__Records for processing__.
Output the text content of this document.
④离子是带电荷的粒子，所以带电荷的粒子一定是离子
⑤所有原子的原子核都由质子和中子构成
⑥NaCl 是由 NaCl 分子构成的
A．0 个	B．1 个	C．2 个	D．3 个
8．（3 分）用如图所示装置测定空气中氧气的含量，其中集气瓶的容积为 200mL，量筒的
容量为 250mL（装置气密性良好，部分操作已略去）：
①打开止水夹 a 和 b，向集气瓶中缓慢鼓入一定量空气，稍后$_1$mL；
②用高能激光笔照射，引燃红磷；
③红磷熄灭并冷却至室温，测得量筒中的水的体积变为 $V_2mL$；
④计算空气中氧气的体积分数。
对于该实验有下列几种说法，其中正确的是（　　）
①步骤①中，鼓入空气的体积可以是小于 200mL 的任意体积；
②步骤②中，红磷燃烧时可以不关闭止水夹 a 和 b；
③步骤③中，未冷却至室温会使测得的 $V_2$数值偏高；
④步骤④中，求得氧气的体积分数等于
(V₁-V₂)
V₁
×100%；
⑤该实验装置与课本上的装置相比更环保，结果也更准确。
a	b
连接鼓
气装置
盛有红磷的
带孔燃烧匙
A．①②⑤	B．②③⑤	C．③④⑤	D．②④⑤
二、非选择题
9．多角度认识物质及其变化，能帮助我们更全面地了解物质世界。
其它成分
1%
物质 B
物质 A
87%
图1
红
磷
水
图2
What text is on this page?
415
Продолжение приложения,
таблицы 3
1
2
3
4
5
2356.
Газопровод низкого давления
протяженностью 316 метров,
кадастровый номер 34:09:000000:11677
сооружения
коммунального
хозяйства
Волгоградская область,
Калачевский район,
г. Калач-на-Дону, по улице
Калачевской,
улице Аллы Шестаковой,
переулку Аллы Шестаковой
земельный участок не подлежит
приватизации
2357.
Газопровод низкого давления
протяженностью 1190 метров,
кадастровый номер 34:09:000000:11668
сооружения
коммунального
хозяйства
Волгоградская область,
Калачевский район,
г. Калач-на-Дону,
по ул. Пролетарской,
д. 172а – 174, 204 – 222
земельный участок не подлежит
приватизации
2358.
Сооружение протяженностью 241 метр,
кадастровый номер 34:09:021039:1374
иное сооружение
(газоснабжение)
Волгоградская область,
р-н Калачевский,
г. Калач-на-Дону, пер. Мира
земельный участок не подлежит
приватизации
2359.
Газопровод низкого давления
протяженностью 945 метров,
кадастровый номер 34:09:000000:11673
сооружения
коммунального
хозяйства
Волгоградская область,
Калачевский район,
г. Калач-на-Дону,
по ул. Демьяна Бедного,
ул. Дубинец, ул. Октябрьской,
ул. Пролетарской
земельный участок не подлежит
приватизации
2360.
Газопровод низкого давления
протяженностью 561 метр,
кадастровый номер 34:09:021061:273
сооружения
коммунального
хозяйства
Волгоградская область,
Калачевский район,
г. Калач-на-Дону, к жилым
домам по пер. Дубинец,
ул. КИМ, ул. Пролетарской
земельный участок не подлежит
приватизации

__Exercise brief__.
Set down each entry again, unchanged.

__Solution for this exercise__.
Output the text content of this document.
④离子是带电荷的粒子，所以带电荷的粒子一定是离子
⑤所有原子的原子核都由质子和中子构成
⑥NaCl 是由 NaCl 分子构成的
A．0 个	B．1 个	C．2 个	D．3 个
8．（3 分）用如图所示装置测定空气中氧气的含量，其中集气瓶的容积为 200mL，量筒的
容量为 250mL（装置气密性良好，部分操作已略去）：
①打开止水夹 a 和 b，向集气瓶中缓慢鼓入一定量空气，稍后$_1$mL；
②用高能激光笔照射，引燃红磷；
③红磷熄灭并冷却至室温，测得量筒中的水的体积变为 $V_2mL$；
④计算空气中氧气的体积分数。
对于该实验有下列几种说法，其中正确的是（　　）
①步骤①中，鼓入空气的体积可以是小于 200mL 的任意体积；
②步骤②中，红磷燃烧时可以不关闭止水夹 a 和 b；
③步骤③中，未冷却至室温会使测得的 $V_2$数值偏高；
④步骤④中，求得氧气的体积分数等于
(V₁-V₂)
V₁
×100%；
⑤该实验装置与课本上的装置相比更环保，结果也更准确。
a	b
连接鼓
气装置
盛有红磷的
带孔燃烧匙
A．①②⑤	B．②③⑤	C．③④⑤	D．②④⑤
二、非选择题
9．多角度认识物质及其变化，能帮助我们更全面地了解物质世界。
其它成分
1%
物质 B
物质 A
87%
图1
红
磷
水
图2
What text is on this page?
415
Продолжение приложения,
таблицы 3
1
2
3
4
5
2356.
Газопровод низкого давления
протяженностью 316 метров,
кадастровый номер 34:09:000000:11677
сооружения
коммунального
хозяйства
Волгоградская область,
Калачевский район,
г. Калач-на-Дону, по улице
Калачевской,
улице Аллы Шестаковой,
переулку Аллы Шестаковой
земельный участок не подлежит
приватизации
2357.
Газопровод низкого давления
протяженностью 1190 метров,
кадастровый номер 34:09:000000:11668
сооружения
коммунального
хозяйства
Волгоградская область,
Калачевский район,
г. Калач-на-Дону,
по ул. Пролетарской,
д. 172а – 174, 204 – 222
земельный участок не подлежит
приватизации
2358.
Сооружение протяженностью 241 метр,
кадастровый номер 34:09:021039:1374
иное сооружение
(газоснабжение)
Волгоградская область,
р-н Калачевский,
г. Калач-на-Дону, пер. Мира
земельный участок не подлежит
приватизации
2359.
Газопровод низкого давления
протяженностью 945 метров,
кадастровый номер 34:09:000000:11673
сооружения
коммунального
хозяйства
Волгоградская область,
Калачевский район,
г. Калач-на-Дону,
по ул. Демьяна Бедного,
ул. Дубинец, ул. Октябрьской,
ул. Пролетарской
земельный участок не подлежит
приватизации
2360.
Газопровод низкого давления
протяженностью 561 метр,
кадастровый номер 34:09:021061:273
сооружения
коммунального
хозяйства
Волгоградская область,
Калачевский район,
г. Калач-на-Дону, к жилым
домам по пер. Дубинец,
ул. КИМ, ул. Пролетарской
земельный участок не подлежит
приватизации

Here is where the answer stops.